Work to complete: Exactly as they appear, output all of the entries.

[Figure collection entries]
━━━━

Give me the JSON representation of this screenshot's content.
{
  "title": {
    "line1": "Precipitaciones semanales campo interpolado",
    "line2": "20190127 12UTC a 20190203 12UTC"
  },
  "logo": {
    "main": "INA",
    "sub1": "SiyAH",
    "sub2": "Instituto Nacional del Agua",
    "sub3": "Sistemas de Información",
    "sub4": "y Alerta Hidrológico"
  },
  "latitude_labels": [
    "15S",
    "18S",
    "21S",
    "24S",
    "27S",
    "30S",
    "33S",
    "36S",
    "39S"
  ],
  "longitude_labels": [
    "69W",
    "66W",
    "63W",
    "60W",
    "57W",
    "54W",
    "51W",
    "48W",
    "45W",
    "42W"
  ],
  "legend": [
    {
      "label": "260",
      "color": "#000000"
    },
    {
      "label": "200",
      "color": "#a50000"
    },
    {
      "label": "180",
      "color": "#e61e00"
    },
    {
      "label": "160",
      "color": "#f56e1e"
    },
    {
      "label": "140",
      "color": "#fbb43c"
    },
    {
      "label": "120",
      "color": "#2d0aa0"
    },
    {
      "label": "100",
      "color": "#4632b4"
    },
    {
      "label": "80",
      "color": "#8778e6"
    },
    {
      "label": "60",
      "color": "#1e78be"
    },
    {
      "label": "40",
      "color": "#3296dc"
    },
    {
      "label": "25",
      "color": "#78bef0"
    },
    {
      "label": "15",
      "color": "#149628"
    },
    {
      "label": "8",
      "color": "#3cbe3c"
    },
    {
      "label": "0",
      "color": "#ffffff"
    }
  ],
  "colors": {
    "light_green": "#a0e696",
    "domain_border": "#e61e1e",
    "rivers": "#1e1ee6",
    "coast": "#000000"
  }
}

━━━━

Task solution:
Give me the JSON representation of this screenshot's content.
{
  "title": {
    "line1": "Precipitaciones semanales campo interpolado",
    "line2": "20190127 12UTC a 20190203 12UTC"
  },
  "logo": {
    "main": "INA",
    "sub1": "SiyAH",
    "sub2": "Instituto Nacional del Agua",
    "sub3": "Sistemas de Información",
    "sub4": "y Alerta Hidrológico"
  },
  "latitude_labels": [
    "15S",
    "18S",
    "21S",
    "24S",
    "27S",
    "30S",
    "33S",
    "36S",
    "39S"
  ],
  "longitude_labels": [
    "69W",
    "66W",
    "63W",
    "60W",
    "57W",
    "54W",
    "51W",
    "48W",
    "45W",
    "42W"
  ],
  "legend": [
    {
      "label": "260",
      "color": "#000000"
    },
    {
      "label": "200",
      "color": "#a50000"
    },
    {
      "label": "180",
      "color": "#e61e00"
    },
    {
      "label": "160",
      "color": "#f56e1e"
    },
    {
      "label": "140",
      "color": "#fbb43c"
    },
    {
      "label": "120",
      "color": "#2d0aa0"
    },
    {
      "label": "100",
      "color": "#4632b4"
    },
    {
      "label": "80",
      "color": "#8778e6"
    },
    {
      "label": "60",
      "color": "#1e78be"
    },
    {
      "label": "40",
      "color": "#3296dc"
    },
    {
      "label": "25",
      "color": "#78bef0"
    },
    {
      "label": "15",
      "color": "#149628"
    },
    {
      "label": "8",
      "color": "#3cbe3c"
    },
    {
      "label": "0",
      "color": "#ffffff"
    }
  ],
  "colors": {
    "light_green": "#a0e696",
    "domain_border": "#e61e1e",
    "rivers": "#1e1ee6",
    "coast": "#000000"
  }
}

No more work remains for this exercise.